** Start of Given information **
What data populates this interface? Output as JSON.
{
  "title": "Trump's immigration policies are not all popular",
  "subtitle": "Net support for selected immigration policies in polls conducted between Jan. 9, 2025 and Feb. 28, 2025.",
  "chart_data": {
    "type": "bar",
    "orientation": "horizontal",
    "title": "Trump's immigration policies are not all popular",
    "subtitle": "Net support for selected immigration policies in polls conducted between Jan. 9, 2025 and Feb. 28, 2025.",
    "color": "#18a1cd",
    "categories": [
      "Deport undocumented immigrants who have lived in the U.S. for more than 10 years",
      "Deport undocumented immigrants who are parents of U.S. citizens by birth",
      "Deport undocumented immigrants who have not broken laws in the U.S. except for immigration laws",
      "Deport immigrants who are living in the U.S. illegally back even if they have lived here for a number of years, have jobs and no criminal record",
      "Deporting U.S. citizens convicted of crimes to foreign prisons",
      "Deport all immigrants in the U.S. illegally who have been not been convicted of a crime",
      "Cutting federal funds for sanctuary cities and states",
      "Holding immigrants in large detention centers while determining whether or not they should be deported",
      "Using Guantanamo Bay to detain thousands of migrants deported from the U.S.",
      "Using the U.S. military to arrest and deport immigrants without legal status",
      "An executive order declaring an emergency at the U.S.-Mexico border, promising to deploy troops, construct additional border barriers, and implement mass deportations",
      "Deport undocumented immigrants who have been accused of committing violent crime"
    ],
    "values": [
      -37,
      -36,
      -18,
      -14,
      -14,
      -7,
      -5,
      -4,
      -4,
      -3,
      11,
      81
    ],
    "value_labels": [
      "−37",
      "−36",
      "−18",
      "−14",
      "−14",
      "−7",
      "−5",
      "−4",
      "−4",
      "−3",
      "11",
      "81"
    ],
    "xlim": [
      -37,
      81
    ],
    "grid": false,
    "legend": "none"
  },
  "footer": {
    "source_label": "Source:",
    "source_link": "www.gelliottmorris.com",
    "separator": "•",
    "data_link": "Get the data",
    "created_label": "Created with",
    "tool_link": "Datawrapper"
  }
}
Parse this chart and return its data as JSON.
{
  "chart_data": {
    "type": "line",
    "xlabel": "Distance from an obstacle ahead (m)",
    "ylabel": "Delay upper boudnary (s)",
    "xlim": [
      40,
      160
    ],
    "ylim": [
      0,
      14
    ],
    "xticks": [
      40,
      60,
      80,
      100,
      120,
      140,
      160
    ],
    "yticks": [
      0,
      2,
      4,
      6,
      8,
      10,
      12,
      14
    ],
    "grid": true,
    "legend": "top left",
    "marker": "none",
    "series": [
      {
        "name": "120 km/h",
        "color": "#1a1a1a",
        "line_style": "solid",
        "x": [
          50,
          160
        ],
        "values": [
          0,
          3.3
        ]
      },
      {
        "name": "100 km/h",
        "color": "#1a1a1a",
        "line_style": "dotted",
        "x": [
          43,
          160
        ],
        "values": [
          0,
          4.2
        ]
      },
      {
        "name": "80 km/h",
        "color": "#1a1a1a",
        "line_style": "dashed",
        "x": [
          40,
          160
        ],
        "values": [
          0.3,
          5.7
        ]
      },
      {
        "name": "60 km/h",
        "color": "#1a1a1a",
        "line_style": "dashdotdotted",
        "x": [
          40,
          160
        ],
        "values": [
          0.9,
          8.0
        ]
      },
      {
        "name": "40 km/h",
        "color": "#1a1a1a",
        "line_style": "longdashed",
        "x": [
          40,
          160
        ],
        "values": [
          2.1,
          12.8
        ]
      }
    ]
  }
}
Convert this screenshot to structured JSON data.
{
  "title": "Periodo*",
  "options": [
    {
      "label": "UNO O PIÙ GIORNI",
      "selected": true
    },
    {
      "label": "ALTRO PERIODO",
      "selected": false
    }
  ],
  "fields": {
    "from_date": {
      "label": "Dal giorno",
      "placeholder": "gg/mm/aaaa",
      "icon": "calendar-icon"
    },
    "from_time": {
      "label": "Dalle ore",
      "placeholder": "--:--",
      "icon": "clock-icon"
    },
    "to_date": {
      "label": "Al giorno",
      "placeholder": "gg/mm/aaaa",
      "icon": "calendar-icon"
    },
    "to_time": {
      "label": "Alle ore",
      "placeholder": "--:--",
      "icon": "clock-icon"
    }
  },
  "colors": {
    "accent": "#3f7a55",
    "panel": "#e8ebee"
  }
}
** End of Given information **
▶ [Written task]
Reproduce only the lines from the line containing "Convert this screenshot" to the last line of the material above, both of those lines included.

▶ [Worked solution]
Convert this screenshot to structured JSON data.
{
  "title": "Periodo*",
  "options": [
    {
      "label": "UNO O PIÙ GIORNI",
      "selected": true
    },
    {
      "label": "ALTRO PERIODO",
      "selected": false
    }
  ],
  "fields": {
    "from_date": {
      "label": "Dal giorno",
      "placeholder": "gg/mm/aaaa",
      "icon": "calendar-icon"
    },
    "from_time": {
      "label": "Dalle ore",
      "placeholder": "--:--",
      "icon": "clock-icon"
    },
    "to_date": {
      "label": "Al giorno",
      "placeholder": "gg/mm/aaaa",
      "icon": "calendar-icon"
    },
    "to_time": {
      "label": "Alle ore",
      "placeholder": "--:--",
      "icon": "clock-icon"
    }
  },
  "colors": {
    "accent": "#3f7a55",
    "panel": "#e8ebee"
  }
}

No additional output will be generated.